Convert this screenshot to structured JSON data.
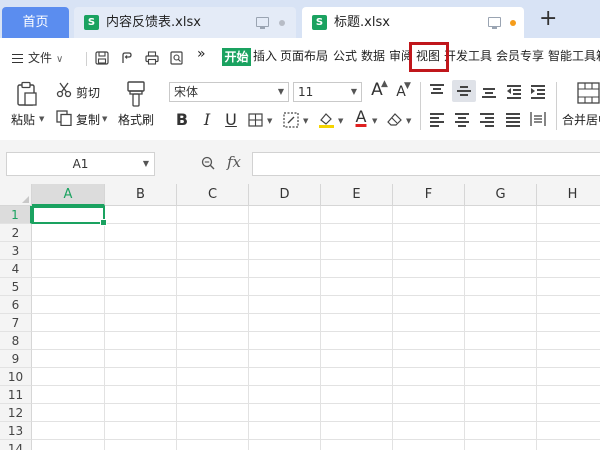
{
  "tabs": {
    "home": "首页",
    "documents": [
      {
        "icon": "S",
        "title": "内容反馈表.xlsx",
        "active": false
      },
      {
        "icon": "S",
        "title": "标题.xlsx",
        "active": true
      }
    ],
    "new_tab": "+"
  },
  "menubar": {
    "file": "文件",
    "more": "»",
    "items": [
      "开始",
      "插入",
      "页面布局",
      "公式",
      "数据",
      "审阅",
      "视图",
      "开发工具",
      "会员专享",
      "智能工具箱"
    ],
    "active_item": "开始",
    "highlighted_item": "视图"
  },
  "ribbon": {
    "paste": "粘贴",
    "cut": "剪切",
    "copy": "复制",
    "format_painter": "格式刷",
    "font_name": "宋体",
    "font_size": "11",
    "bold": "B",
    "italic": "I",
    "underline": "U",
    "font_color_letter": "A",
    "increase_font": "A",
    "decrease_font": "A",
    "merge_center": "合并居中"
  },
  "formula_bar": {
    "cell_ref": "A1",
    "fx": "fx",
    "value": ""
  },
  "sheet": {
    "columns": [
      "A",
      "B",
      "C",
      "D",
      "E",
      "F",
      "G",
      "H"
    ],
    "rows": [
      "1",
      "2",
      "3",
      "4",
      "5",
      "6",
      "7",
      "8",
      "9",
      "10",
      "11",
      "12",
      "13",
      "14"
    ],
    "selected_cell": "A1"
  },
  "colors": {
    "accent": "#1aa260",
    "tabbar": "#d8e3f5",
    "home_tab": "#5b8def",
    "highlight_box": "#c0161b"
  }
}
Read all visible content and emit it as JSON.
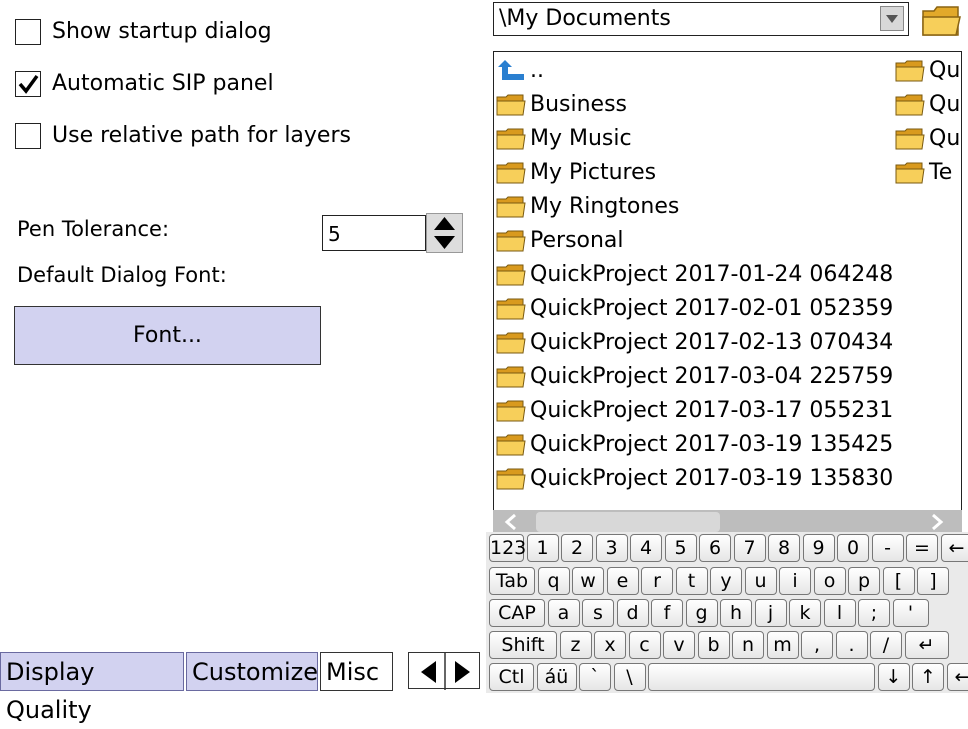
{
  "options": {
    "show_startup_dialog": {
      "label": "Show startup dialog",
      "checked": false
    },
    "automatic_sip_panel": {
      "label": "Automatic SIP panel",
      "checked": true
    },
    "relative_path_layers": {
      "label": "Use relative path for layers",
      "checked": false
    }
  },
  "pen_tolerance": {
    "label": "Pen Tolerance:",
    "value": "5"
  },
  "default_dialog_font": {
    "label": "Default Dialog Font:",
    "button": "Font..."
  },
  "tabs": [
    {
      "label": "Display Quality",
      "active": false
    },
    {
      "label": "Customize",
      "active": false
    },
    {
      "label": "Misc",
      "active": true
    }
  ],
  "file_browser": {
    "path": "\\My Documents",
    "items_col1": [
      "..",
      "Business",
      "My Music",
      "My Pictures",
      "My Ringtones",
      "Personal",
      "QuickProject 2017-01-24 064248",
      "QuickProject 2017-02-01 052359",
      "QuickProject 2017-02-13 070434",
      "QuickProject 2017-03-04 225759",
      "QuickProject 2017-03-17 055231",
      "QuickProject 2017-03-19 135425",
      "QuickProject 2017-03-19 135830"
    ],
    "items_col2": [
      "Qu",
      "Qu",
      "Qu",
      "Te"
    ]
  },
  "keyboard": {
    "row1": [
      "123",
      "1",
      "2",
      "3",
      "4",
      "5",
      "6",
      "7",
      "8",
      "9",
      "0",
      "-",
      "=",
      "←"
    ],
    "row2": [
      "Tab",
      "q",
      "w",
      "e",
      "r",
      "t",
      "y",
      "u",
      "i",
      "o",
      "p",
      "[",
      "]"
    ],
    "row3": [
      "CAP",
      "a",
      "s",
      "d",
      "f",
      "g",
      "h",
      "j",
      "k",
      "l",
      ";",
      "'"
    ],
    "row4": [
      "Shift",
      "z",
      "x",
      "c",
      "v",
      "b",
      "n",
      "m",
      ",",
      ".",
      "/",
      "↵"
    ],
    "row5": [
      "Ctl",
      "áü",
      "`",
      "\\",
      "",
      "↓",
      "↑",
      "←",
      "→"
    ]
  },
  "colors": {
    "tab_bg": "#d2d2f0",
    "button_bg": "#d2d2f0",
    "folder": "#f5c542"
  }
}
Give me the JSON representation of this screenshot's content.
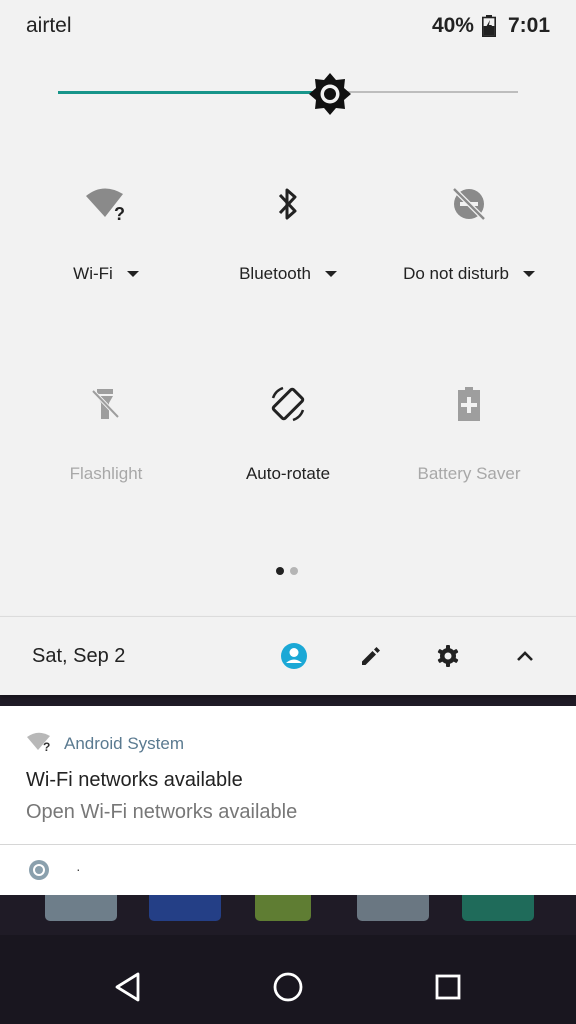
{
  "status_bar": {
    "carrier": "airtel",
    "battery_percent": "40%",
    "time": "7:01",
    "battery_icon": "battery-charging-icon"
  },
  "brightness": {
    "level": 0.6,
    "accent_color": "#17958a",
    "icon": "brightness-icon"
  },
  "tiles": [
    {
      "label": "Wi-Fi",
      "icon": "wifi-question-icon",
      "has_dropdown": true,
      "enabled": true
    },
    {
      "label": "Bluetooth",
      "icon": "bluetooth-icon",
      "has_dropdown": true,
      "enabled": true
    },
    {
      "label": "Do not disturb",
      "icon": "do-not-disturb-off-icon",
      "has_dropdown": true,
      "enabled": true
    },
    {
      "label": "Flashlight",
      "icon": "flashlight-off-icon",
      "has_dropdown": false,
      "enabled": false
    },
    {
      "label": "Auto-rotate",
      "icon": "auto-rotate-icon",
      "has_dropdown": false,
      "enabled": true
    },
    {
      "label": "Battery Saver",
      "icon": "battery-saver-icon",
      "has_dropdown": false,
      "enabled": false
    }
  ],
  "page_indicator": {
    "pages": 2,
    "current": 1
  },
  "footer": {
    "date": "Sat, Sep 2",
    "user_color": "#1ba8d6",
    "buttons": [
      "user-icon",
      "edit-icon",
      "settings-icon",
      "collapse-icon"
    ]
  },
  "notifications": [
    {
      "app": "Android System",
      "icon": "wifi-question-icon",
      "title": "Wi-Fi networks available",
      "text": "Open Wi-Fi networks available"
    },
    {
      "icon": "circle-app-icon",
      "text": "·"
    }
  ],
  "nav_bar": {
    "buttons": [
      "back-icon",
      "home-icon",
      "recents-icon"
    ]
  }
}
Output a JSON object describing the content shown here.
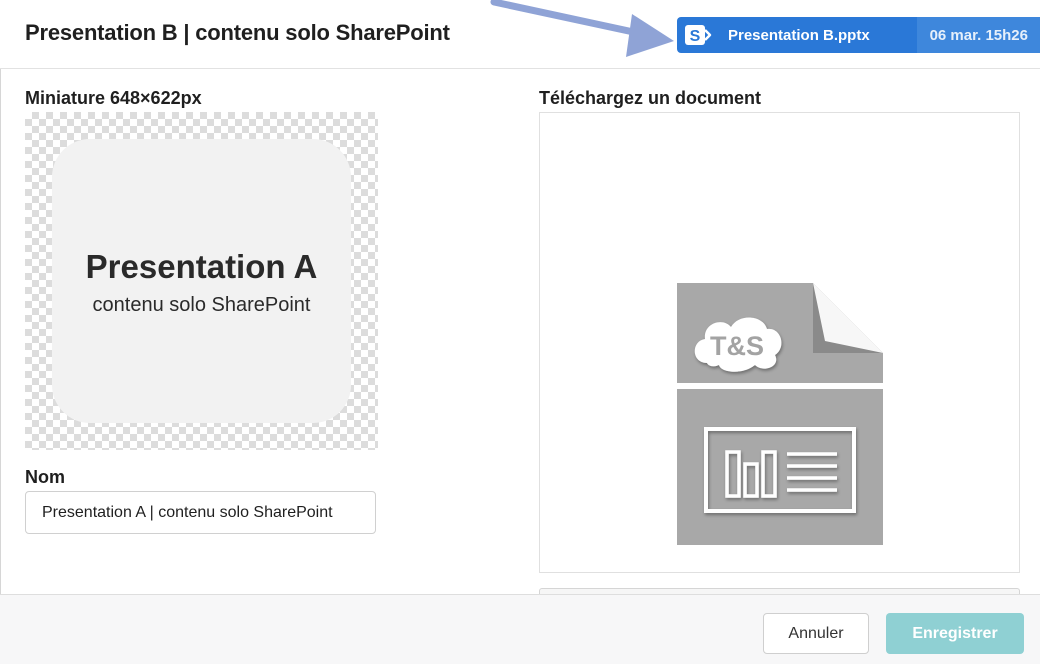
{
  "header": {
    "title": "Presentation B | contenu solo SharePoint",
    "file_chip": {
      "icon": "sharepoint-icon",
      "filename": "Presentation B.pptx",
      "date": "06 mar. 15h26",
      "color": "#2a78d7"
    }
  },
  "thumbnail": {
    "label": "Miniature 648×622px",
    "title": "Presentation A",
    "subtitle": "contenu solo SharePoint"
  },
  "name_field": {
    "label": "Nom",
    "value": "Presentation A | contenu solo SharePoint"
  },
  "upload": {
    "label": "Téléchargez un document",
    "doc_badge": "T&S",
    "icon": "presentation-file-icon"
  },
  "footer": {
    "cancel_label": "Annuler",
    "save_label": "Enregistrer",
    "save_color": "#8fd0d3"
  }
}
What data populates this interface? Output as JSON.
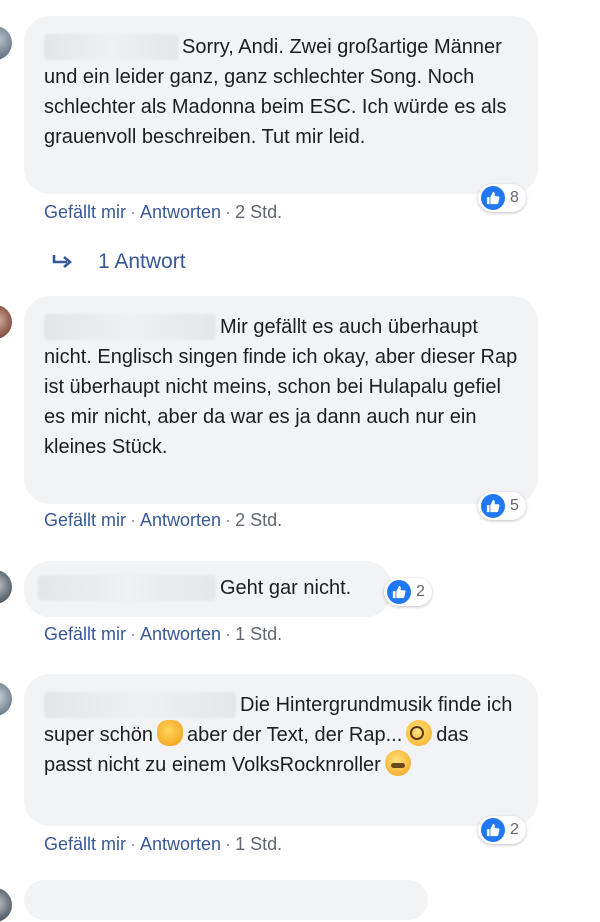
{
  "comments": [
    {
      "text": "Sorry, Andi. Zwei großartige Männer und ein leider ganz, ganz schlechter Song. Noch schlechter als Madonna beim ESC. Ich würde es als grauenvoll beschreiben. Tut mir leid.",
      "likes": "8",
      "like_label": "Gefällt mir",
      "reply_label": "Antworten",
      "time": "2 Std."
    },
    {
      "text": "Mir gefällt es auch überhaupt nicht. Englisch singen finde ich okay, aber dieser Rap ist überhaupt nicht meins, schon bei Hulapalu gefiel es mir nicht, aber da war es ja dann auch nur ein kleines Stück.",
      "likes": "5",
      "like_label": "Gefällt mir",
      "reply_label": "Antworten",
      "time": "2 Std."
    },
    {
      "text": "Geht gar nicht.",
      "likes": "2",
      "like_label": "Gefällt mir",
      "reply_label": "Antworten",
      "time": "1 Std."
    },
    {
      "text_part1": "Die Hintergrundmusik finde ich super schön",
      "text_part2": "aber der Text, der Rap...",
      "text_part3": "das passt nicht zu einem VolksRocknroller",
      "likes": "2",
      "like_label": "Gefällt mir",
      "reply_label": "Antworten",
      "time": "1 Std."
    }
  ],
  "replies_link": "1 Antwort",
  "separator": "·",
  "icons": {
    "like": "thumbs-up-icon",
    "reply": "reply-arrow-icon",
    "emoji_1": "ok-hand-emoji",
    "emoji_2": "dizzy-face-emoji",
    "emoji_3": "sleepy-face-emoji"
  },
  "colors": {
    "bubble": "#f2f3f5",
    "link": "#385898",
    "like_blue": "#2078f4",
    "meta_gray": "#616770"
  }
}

◆ What the task asks
How many of the lines in the listing above hold the word "JSON"? Report only that figure.

◆ Solution for this task
5